--- Start ---
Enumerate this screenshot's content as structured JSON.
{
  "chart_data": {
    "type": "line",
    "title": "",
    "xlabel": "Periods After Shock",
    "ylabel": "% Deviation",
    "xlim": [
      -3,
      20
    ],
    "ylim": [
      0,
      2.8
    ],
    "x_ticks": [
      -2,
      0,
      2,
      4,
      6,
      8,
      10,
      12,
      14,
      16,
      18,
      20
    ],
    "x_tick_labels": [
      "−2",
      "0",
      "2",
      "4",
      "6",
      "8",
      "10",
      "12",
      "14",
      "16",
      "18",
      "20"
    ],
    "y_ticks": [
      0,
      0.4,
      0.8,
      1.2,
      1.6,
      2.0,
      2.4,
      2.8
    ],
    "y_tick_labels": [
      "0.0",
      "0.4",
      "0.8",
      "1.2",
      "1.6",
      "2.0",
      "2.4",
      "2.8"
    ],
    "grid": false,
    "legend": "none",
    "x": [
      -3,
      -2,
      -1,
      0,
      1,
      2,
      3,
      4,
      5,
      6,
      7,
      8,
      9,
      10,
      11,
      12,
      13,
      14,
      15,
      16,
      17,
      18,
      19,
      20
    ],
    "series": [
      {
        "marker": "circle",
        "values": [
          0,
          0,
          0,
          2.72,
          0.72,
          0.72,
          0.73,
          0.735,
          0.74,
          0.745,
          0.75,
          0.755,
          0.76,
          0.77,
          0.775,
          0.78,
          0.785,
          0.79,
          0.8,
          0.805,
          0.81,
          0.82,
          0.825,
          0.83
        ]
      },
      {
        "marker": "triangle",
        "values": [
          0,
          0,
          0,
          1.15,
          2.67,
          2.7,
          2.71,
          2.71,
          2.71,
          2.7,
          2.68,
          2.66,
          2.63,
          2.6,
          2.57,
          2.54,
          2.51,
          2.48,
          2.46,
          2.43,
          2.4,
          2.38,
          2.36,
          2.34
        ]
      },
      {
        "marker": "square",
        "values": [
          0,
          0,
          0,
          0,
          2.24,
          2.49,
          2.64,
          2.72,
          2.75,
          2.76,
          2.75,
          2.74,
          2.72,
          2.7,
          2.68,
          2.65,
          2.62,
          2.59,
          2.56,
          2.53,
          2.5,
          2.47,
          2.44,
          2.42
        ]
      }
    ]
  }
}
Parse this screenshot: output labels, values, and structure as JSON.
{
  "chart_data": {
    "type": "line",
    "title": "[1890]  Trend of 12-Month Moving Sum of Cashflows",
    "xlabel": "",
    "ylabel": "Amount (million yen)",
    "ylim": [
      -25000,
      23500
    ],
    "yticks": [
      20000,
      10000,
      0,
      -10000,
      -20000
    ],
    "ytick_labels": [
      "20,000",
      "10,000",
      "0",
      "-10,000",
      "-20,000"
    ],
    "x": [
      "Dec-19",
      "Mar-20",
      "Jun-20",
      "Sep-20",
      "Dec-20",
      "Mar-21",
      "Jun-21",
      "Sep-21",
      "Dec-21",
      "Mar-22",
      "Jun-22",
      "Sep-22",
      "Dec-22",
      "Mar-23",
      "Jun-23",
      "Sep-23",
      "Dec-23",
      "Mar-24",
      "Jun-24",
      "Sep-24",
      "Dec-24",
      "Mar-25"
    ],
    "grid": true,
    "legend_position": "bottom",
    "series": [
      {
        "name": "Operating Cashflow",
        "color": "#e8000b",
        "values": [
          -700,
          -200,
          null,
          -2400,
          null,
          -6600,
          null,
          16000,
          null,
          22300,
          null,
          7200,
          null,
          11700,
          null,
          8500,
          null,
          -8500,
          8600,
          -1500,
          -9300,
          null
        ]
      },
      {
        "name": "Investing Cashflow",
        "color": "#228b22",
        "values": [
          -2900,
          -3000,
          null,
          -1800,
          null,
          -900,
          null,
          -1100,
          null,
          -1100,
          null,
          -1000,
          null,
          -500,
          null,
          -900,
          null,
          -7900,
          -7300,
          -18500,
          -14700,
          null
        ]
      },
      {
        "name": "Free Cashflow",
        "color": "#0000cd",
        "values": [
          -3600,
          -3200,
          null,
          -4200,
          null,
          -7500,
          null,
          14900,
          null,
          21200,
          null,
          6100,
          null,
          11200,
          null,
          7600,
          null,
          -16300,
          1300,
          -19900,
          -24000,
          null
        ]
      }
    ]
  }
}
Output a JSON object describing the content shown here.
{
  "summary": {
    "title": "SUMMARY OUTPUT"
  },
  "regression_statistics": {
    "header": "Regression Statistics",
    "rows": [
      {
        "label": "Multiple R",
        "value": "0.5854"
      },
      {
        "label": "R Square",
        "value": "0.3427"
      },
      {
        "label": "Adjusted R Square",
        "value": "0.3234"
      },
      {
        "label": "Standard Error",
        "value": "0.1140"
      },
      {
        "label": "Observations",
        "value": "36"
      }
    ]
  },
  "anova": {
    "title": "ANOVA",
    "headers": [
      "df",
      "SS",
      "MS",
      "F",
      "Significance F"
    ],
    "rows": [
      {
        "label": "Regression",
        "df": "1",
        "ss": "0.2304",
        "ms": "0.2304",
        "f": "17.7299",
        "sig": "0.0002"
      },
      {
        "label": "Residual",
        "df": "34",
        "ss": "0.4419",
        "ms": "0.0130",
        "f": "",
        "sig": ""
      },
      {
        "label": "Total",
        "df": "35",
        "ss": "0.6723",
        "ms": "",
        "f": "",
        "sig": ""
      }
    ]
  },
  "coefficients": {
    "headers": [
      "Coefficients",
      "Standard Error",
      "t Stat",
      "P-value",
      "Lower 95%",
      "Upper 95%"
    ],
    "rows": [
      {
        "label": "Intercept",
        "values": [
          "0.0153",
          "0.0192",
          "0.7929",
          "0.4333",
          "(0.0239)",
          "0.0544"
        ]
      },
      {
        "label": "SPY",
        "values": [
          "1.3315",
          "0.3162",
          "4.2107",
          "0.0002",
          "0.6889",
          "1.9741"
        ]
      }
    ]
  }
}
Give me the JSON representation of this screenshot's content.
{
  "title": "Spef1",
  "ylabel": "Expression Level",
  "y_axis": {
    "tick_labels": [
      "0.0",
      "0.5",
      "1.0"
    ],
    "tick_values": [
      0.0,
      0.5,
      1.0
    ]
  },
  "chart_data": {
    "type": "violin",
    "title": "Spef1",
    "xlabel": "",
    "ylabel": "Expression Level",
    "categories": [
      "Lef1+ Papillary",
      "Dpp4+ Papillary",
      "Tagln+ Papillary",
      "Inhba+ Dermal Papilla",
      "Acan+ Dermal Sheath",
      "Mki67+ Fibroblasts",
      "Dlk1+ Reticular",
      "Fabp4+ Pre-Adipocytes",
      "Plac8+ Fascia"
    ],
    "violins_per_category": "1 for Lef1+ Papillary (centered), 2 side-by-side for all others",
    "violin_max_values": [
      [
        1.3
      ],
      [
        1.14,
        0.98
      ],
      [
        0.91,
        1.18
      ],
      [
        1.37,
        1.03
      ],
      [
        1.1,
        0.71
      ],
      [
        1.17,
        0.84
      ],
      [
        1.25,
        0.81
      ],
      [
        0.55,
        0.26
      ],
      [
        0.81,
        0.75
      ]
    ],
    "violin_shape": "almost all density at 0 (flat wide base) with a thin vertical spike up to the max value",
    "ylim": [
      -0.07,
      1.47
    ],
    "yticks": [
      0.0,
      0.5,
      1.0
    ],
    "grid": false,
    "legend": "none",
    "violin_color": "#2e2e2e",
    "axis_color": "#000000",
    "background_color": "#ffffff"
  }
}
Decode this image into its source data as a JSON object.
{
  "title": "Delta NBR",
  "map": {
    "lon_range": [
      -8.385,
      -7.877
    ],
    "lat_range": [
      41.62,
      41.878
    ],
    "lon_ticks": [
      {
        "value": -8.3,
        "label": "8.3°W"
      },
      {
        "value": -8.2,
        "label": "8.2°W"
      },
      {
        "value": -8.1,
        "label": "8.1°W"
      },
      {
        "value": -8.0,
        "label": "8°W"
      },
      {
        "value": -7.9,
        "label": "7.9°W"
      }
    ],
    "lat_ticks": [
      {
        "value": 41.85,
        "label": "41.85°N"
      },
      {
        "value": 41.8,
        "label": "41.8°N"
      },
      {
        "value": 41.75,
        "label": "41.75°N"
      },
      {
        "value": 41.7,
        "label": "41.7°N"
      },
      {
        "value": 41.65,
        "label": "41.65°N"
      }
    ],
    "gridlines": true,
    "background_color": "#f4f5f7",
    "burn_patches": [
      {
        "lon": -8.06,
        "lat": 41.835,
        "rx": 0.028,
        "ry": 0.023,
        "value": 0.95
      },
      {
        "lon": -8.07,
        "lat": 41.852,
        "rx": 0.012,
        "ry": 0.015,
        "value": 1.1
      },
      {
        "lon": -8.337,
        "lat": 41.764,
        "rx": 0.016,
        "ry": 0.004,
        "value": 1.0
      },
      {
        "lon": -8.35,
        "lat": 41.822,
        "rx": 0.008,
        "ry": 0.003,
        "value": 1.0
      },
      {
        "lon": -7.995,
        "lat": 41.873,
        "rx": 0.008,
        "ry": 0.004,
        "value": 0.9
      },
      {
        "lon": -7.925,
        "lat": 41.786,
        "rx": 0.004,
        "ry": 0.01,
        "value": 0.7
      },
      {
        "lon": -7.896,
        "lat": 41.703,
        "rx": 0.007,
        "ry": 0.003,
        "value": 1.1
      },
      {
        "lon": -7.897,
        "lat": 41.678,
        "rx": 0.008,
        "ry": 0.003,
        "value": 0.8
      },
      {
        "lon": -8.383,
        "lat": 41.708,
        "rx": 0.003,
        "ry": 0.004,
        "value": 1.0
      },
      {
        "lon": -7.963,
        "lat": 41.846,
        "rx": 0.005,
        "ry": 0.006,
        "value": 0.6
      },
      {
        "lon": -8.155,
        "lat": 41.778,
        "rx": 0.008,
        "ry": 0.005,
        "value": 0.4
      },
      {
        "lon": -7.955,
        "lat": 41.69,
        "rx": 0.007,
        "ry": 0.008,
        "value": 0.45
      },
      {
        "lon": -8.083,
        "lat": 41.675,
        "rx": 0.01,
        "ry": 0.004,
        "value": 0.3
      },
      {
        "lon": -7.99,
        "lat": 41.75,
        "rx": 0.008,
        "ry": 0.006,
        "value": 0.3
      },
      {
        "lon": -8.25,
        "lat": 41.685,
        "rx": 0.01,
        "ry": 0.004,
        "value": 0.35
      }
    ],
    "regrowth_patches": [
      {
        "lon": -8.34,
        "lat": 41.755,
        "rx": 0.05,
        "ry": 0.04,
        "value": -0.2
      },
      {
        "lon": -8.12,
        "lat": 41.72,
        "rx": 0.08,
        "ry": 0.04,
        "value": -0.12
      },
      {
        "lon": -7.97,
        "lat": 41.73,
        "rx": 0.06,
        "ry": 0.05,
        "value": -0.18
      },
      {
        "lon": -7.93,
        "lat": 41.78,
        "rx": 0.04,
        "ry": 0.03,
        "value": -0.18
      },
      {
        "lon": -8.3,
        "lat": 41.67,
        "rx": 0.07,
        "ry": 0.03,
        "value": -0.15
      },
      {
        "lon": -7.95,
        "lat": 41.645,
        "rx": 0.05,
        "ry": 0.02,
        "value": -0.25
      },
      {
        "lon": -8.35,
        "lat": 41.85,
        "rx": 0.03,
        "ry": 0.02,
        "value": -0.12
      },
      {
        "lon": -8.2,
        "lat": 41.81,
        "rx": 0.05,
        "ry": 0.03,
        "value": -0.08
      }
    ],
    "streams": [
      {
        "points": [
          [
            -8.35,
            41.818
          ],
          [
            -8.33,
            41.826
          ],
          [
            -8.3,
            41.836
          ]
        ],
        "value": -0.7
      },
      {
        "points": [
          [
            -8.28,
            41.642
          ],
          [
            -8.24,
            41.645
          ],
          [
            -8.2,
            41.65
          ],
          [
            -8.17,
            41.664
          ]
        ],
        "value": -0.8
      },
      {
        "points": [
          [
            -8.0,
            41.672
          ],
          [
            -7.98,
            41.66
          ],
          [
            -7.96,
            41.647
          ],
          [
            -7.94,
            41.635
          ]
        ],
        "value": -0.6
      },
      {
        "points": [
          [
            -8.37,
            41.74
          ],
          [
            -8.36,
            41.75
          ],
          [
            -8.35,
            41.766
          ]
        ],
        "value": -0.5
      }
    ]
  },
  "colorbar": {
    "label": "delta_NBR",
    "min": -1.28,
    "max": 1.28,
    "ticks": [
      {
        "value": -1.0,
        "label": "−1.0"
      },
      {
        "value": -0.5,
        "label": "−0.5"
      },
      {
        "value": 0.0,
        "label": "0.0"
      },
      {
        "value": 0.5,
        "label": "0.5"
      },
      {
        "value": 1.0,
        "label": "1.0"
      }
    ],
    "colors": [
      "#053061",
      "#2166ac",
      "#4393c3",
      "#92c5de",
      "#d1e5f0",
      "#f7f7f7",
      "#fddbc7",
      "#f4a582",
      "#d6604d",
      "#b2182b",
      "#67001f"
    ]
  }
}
--- End ---
▶ [Your objective] What is the number of lines that hold the string "screenshot"? Reply with that number alone.

▶ [Written solution] 3